##### Material provided #####

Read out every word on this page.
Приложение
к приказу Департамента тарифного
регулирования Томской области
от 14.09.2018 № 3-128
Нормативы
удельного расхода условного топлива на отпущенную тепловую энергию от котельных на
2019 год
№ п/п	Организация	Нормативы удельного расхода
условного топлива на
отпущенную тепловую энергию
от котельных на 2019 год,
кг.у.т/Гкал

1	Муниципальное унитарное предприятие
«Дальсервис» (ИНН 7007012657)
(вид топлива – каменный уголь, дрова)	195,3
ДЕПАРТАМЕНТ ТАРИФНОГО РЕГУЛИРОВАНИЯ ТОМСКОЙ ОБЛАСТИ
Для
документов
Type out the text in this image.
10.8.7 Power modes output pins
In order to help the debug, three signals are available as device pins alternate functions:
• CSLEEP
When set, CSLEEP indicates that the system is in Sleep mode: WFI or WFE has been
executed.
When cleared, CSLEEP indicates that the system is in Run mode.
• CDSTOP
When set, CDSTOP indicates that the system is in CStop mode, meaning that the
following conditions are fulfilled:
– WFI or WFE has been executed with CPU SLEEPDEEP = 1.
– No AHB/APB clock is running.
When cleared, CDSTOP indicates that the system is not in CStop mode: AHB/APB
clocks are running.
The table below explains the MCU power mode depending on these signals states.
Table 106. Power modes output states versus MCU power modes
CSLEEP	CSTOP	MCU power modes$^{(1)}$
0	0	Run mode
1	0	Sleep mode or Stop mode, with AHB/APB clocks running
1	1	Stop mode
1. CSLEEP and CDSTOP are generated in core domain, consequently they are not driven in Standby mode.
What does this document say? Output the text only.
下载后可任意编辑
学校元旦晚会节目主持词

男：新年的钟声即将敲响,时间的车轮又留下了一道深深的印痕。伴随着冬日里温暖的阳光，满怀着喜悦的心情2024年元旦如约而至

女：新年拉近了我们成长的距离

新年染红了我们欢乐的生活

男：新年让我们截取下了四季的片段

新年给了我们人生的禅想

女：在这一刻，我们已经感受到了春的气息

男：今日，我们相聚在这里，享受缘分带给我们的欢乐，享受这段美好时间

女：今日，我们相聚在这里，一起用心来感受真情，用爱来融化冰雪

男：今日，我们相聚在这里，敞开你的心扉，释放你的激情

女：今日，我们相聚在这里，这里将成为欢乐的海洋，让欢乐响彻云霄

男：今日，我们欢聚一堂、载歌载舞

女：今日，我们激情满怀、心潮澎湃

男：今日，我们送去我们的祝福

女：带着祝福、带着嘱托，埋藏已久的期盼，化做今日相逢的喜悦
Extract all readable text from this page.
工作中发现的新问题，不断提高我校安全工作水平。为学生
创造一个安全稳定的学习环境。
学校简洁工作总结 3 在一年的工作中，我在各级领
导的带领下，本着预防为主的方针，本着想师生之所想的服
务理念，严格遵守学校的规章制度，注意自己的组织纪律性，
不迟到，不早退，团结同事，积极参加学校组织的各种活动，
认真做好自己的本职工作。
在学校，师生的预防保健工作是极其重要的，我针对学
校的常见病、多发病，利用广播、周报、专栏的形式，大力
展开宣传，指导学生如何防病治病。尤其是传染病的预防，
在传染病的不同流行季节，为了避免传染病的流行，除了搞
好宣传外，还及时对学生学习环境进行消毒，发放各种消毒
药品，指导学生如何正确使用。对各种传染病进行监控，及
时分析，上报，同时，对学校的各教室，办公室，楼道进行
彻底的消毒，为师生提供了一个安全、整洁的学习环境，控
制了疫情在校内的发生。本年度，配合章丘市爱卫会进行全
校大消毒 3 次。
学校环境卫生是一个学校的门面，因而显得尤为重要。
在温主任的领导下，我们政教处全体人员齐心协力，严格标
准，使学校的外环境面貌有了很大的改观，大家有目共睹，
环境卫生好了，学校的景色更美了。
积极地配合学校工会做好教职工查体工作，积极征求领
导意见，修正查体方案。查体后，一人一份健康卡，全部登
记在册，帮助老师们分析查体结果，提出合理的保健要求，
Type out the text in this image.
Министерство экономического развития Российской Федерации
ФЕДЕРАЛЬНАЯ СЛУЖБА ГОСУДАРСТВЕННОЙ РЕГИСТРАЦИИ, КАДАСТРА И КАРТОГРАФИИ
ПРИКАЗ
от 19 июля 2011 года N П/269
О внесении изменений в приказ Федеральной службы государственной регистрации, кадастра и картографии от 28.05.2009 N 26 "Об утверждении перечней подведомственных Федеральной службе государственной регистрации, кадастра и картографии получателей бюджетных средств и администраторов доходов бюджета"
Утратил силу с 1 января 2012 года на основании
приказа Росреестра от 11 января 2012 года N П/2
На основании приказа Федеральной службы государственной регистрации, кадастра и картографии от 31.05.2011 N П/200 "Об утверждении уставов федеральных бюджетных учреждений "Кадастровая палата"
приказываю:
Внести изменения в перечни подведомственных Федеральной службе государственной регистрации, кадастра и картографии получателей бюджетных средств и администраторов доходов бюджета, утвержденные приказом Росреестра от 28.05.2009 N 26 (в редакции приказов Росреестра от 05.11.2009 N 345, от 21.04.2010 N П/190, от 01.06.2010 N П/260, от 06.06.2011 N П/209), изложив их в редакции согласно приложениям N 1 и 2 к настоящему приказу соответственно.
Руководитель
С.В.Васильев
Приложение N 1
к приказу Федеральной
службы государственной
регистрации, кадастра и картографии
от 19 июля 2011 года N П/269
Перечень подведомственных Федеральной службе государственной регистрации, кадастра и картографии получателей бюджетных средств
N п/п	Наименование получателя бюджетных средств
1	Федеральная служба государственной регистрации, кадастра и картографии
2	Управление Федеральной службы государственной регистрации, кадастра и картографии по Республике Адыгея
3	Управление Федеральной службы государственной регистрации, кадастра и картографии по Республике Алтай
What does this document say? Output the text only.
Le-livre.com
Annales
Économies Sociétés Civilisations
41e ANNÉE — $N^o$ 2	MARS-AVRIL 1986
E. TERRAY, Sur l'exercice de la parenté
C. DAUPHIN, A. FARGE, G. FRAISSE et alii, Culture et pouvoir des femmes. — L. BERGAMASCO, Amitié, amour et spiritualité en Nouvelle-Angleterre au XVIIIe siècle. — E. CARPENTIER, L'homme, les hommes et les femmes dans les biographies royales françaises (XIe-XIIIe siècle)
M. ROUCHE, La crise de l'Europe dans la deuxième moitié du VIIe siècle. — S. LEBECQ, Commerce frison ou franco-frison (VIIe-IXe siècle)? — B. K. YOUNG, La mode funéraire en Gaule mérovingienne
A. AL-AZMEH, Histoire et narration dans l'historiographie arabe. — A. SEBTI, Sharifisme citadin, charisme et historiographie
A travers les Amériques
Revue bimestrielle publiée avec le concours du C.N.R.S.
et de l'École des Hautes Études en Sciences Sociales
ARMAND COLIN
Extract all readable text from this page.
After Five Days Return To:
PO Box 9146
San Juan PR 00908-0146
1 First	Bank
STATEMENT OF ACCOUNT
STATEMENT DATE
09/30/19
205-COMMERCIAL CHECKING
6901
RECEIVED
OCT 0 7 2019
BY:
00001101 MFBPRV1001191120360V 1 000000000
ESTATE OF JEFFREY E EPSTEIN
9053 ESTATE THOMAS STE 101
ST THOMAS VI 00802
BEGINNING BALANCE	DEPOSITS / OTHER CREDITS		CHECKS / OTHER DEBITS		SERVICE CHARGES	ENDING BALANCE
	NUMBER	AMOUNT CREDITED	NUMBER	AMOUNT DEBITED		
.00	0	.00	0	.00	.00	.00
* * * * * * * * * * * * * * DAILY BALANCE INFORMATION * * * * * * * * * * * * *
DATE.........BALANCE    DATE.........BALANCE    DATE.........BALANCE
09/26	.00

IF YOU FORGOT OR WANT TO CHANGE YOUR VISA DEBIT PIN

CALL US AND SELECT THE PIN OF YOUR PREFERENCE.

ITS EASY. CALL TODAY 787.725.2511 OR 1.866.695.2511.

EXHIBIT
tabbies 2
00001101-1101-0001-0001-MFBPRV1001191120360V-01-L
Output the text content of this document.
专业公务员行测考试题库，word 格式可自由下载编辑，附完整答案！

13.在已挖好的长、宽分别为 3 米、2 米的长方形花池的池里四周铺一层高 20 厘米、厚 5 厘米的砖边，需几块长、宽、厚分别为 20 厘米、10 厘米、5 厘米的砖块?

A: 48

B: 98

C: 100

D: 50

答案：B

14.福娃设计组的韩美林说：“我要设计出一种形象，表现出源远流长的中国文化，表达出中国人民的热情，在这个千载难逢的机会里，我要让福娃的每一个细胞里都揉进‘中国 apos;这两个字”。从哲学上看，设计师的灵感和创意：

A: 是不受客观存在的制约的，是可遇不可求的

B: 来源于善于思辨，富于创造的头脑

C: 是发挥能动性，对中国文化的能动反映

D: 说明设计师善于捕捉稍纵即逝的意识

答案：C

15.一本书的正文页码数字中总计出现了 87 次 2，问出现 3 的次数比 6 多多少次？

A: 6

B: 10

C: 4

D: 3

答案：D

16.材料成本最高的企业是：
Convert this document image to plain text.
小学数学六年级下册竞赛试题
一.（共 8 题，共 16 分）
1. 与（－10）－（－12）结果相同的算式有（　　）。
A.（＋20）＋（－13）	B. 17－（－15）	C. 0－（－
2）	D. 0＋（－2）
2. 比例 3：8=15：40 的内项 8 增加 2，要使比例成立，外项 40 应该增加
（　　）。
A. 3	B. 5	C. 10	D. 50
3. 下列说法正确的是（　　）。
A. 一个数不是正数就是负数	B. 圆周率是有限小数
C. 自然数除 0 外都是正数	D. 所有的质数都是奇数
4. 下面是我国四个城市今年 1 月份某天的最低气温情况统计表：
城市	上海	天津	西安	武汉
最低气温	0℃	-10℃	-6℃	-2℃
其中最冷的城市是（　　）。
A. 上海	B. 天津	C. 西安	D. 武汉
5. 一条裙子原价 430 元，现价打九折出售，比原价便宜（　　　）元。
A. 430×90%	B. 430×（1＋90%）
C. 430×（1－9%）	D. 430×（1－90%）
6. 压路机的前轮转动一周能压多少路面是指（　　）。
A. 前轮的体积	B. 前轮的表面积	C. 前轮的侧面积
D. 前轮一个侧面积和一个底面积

#####

__Problem statement__.
Beginning at the line that contains "Output the text content of this document.", retype each line of the listing up to and including the last one, exactly as it stands, and nothing else.

__Solution to this exercise__.
Output the text content of this document.
专业公务员行测考试题库，word 格式可自由下载编辑，附完整答案！

13.在已挖好的长、宽分别为 3 米、2 米的长方形花池的池里四周铺一层高 20 厘米、厚 5 厘米的砖边，需几块长、宽、厚分别为 20 厘米、10 厘米、5 厘米的砖块?

A: 48

B: 98

C: 100

D: 50

答案：B

14.福娃设计组的韩美林说：“我要设计出一种形象，表现出源远流长的中国文化，表达出中国人民的热情，在这个千载难逢的机会里，我要让福娃的每一个细胞里都揉进‘中国 apos;这两个字”。从哲学上看，设计师的灵感和创意：

A: 是不受客观存在的制约的，是可遇不可求的

B: 来源于善于思辨，富于创造的头脑

C: 是发挥能动性，对中国文化的能动反映

D: 说明设计师善于捕捉稍纵即逝的意识

答案：C

15.一本书的正文页码数字中总计出现了 87 次 2，问出现 3 的次数比 6 多多少次？

A: 6

B: 10

C: 4

D: 3

答案：D

16.材料成本最高的企业是：
Convert this document image to plain text.
小学数学六年级下册竞赛试题
一.（共 8 题，共 16 分）
1. 与（－10）－（－12）结果相同的算式有（　　）。
A.（＋20）＋（－13）	B. 17－（－15）	C. 0－（－
2）	D. 0＋（－2）
2. 比例 3：8=15：40 的内项 8 增加 2，要使比例成立，外项 40 应该增加
（　　）。
A. 3	B. 5	C. 10	D. 50
3. 下列说法正确的是（　　）。
A. 一个数不是正数就是负数	B. 圆周率是有限小数
C. 自然数除 0 外都是正数	D. 所有的质数都是奇数
4. 下面是我国四个城市今年 1 月份某天的最低气温情况统计表：
城市	上海	天津	西安	武汉
最低气温	0℃	-10℃	-6℃	-2℃
其中最冷的城市是（　　）。
A. 上海	B. 天津	C. 西安	D. 武汉
5. 一条裙子原价 430 元，现价打九折出售，比原价便宜（　　　）元。
A. 430×90%	B. 430×（1＋90%）
C. 430×（1－9%）	D. 430×（1－90%）
6. 压路机的前轮转动一周能压多少路面是指（　　）。
A. 前轮的体积	B. 前轮的表面积	C. 前轮的侧面积
D. 前轮一个侧面积和一个底面积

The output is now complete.